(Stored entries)
------------------------------------
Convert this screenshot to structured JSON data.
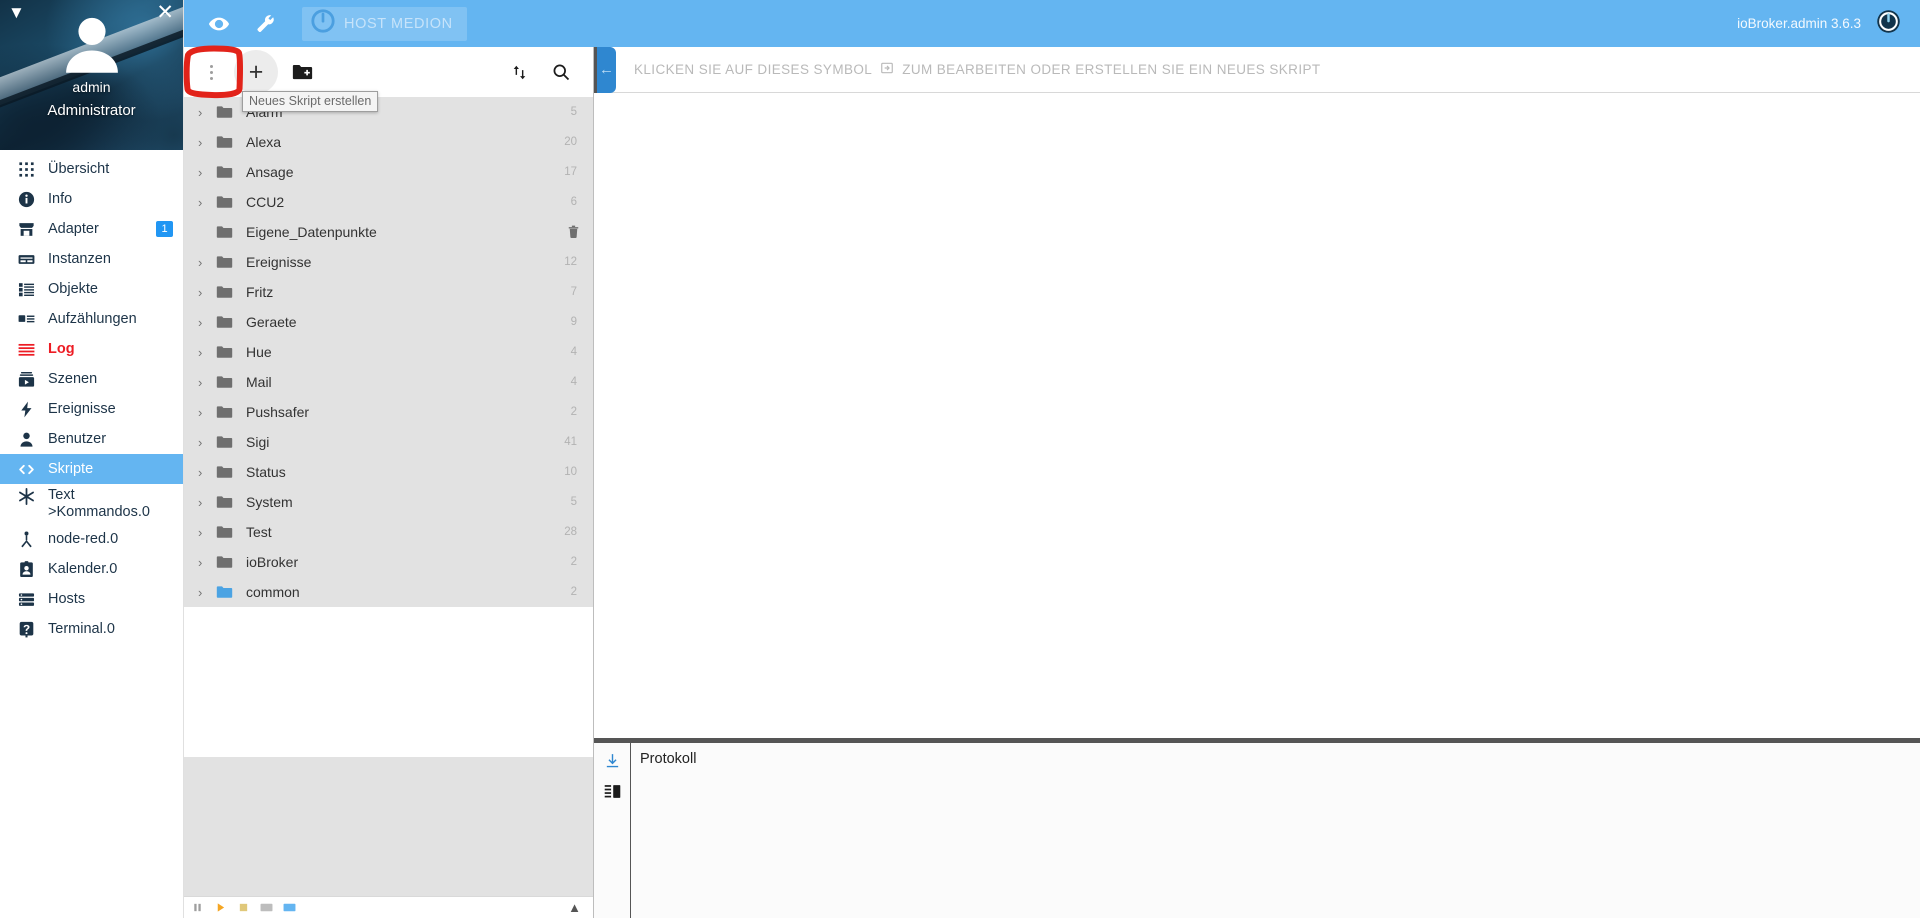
{
  "sidebar": {
    "collapse_icon": "triangle-down-icon",
    "close_icon": "close-icon",
    "username": "admin",
    "role": "Administrator",
    "items": [
      {
        "label": "Übersicht",
        "icon": "grid-icon",
        "state": "normal"
      },
      {
        "label": "Info",
        "icon": "info-icon",
        "state": "normal"
      },
      {
        "label": "Adapter",
        "icon": "store-icon",
        "state": "normal",
        "badge": "1"
      },
      {
        "label": "Instanzen",
        "icon": "instances-icon",
        "state": "normal"
      },
      {
        "label": "Objekte",
        "icon": "list-icon",
        "state": "normal"
      },
      {
        "label": "Aufzählungen",
        "icon": "enum-icon",
        "state": "normal"
      },
      {
        "label": "Log",
        "icon": "lines-icon",
        "state": "alert"
      },
      {
        "label": "Szenen",
        "icon": "scenes-icon",
        "state": "normal"
      },
      {
        "label": "Ereignisse",
        "icon": "bolt-icon",
        "state": "normal"
      },
      {
        "label": "Benutzer",
        "icon": "user-icon",
        "state": "normal"
      },
      {
        "label": "Skripte",
        "icon": "code-icon",
        "state": "active"
      },
      {
        "label": "Text->Kommandos.0",
        "icon": "snowflake-icon",
        "state": "normal",
        "two_line": true
      },
      {
        "label": "node-red.0",
        "icon": "node-red-icon",
        "state": "normal"
      },
      {
        "label": "Kalender.0",
        "icon": "calendar-icon",
        "state": "normal"
      },
      {
        "label": "Hosts",
        "icon": "server-icon",
        "state": "normal"
      },
      {
        "label": "Terminal.0",
        "icon": "question-icon",
        "state": "normal"
      }
    ]
  },
  "topbar": {
    "eye_icon": "eye-icon",
    "wrench_icon": "wrench-icon",
    "host_logo_icon": "iobroker-logo-icon",
    "host_label": "HOST MEDION",
    "version": "ioBroker.admin 3.6.3",
    "power_icon": "iobroker-power-icon",
    "accent_color": "#64b5f1"
  },
  "scripts_panel": {
    "menu_icon": "more-vertical-icon",
    "add_script_label": "+",
    "add_script_icon": "plus-icon",
    "add_folder_icon": "folder-plus-icon",
    "sort_icon": "sort-arrows-icon",
    "search_icon": "search-icon",
    "tooltip": "Neues Skript erstellen",
    "annotation": {
      "shape": "hand-drawn-rectangle",
      "color": "#e2231a"
    },
    "folders": [
      {
        "name": "Alarm",
        "count": "5",
        "expandable": true,
        "color": "gray"
      },
      {
        "name": "Alexa",
        "count": "20",
        "expandable": true,
        "color": "gray"
      },
      {
        "name": "Ansage",
        "count": "17",
        "expandable": true,
        "color": "gray"
      },
      {
        "name": "CCU2",
        "count": "6",
        "expandable": true,
        "color": "gray"
      },
      {
        "name": "Eigene_Datenpunkte",
        "count": "",
        "expandable": false,
        "color": "gray",
        "trash": true
      },
      {
        "name": "Ereignisse",
        "count": "12",
        "expandable": true,
        "color": "gray"
      },
      {
        "name": "Fritz",
        "count": "7",
        "expandable": true,
        "color": "gray"
      },
      {
        "name": "Geraete",
        "count": "9",
        "expandable": true,
        "color": "gray"
      },
      {
        "name": "Hue",
        "count": "4",
        "expandable": true,
        "color": "gray"
      },
      {
        "name": "Mail",
        "count": "4",
        "expandable": true,
        "color": "gray"
      },
      {
        "name": "Pushsafer",
        "count": "2",
        "expandable": true,
        "color": "gray"
      },
      {
        "name": "Sigi",
        "count": "41",
        "expandable": true,
        "color": "gray"
      },
      {
        "name": "Status",
        "count": "10",
        "expandable": true,
        "color": "gray"
      },
      {
        "name": "System",
        "count": "5",
        "expandable": true,
        "color": "gray"
      },
      {
        "name": "Test",
        "count": "28",
        "expandable": true,
        "color": "gray"
      },
      {
        "name": "ioBroker",
        "count": "2",
        "expandable": true,
        "color": "gray"
      },
      {
        "name": "common",
        "count": "2",
        "expandable": true,
        "color": "blue"
      }
    ],
    "footer": {
      "pause_icon": "pause-icon",
      "play_icon": "play-icon",
      "stop_icon": "stop-icon",
      "export_icon": "export-icon",
      "import_icon": "import-icon",
      "expand_icon": "chevron-up-icon"
    }
  },
  "editor": {
    "back_icon": "arrow-left-icon",
    "hint_prefix": "KLICKEN SIE AUF DIESES SYMBOL",
    "hint_icon": "open-in-icon",
    "hint_suffix": "ZUM BEARBEITEN ODER ERSTELLEN SIE EIN NEUES SKRIPT"
  },
  "log": {
    "download_icon": "download-icon",
    "layout_icon": "panel-layout-icon",
    "title": "Protokoll"
  }
}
------------------------------------
▶ **Aim**
Set the pictures aside and transcribe the data above exactly.

▶ **Exercise output**
Convert this screenshot to structured JSON data.
{
  "sidebar": {
    "collapse_icon": "triangle-down-icon",
    "close_icon": "close-icon",
    "username": "admin",
    "role": "Administrator",
    "items": [
      {
        "label": "Übersicht",
        "icon": "grid-icon",
        "state": "normal"
      },
      {
        "label": "Info",
        "icon": "info-icon",
        "state": "normal"
      },
      {
        "label": "Adapter",
        "icon": "store-icon",
        "state": "normal",
        "badge": "1"
      },
      {
        "label": "Instanzen",
        "icon": "instances-icon",
        "state": "normal"
      },
      {
        "label": "Objekte",
        "icon": "list-icon",
        "state": "normal"
      },
      {
        "label": "Aufzählungen",
        "icon": "enum-icon",
        "state": "normal"
      },
      {
        "label": "Log",
        "icon": "lines-icon",
        "state": "alert"
      },
      {
        "label": "Szenen",
        "icon": "scenes-icon",
        "state": "normal"
      },
      {
        "label": "Ereignisse",
        "icon": "bolt-icon",
        "state": "normal"
      },
      {
        "label": "Benutzer",
        "icon": "user-icon",
        "state": "normal"
      },
      {
        "label": "Skripte",
        "icon": "code-icon",
        "state": "active"
      },
      {
        "label": "Text->Kommandos.0",
        "icon": "snowflake-icon",
        "state": "normal",
        "two_line": true
      },
      {
        "label": "node-red.0",
        "icon": "node-red-icon",
        "state": "normal"
      },
      {
        "label": "Kalender.0",
        "icon": "calendar-icon",
        "state": "normal"
      },
      {
        "label": "Hosts",
        "icon": "server-icon",
        "state": "normal"
      },
      {
        "label": "Terminal.0",
        "icon": "question-icon",
        "state": "normal"
      }
    ]
  },
  "topbar": {
    "eye_icon": "eye-icon",
    "wrench_icon": "wrench-icon",
    "host_logo_icon": "iobroker-logo-icon",
    "host_label": "HOST MEDION",
    "version": "ioBroker.admin 3.6.3",
    "power_icon": "iobroker-power-icon",
    "accent_color": "#64b5f1"
  },
  "scripts_panel": {
    "menu_icon": "more-vertical-icon",
    "add_script_label": "+",
    "add_script_icon": "plus-icon",
    "add_folder_icon": "folder-plus-icon",
    "sort_icon": "sort-arrows-icon",
    "search_icon": "search-icon",
    "tooltip": "Neues Skript erstellen",
    "annotation": {
      "shape": "hand-drawn-rectangle",
      "color": "#e2231a"
    },
    "folders": [
      {
        "name": "Alarm",
        "count": "5",
        "expandable": true,
        "color": "gray"
      },
      {
        "name": "Alexa",
        "count": "20",
        "expandable": true,
        "color": "gray"
      },
      {
        "name": "Ansage",
        "count": "17",
        "expandable": true,
        "color": "gray"
      },
      {
        "name": "CCU2",
        "count": "6",
        "expandable": true,
        "color": "gray"
      },
      {
        "name": "Eigene_Datenpunkte",
        "count": "",
        "expandable": false,
        "color": "gray",
        "trash": true
      },
      {
        "name": "Ereignisse",
        "count": "12",
        "expandable": true,
        "color": "gray"
      },
      {
        "name": "Fritz",
        "count": "7",
        "expandable": true,
        "color": "gray"
      },
      {
        "name": "Geraete",
        "count": "9",
        "expandable": true,
        "color": "gray"
      },
      {
        "name": "Hue",
        "count": "4",
        "expandable": true,
        "color": "gray"
      },
      {
        "name": "Mail",
        "count": "4",
        "expandable": true,
        "color": "gray"
      },
      {
        "name": "Pushsafer",
        "count": "2",
        "expandable": true,
        "color": "gray"
      },
      {
        "name": "Sigi",
        "count": "41",
        "expandable": true,
        "color": "gray"
      },
      {
        "name": "Status",
        "count": "10",
        "expandable": true,
        "color": "gray"
      },
      {
        "name": "System",
        "count": "5",
        "expandable": true,
        "color": "gray"
      },
      {
        "name": "Test",
        "count": "28",
        "expandable": true,
        "color": "gray"
      },
      {
        "name": "ioBroker",
        "count": "2",
        "expandable": true,
        "color": "gray"
      },
      {
        "name": "common",
        "count": "2",
        "expandable": true,
        "color": "blue"
      }
    ],
    "footer": {
      "pause_icon": "pause-icon",
      "play_icon": "play-icon",
      "stop_icon": "stop-icon",
      "export_icon": "export-icon",
      "import_icon": "import-icon",
      "expand_icon": "chevron-up-icon"
    }
  },
  "editor": {
    "back_icon": "arrow-left-icon",
    "hint_prefix": "KLICKEN SIE AUF DIESES SYMBOL",
    "hint_icon": "open-in-icon",
    "hint_suffix": "ZUM BEARBEITEN ODER ERSTELLEN SIE EIN NEUES SKRIPT"
  },
  "log": {
    "download_icon": "download-icon",
    "layout_icon": "panel-layout-icon",
    "title": "Protokoll"
  }
}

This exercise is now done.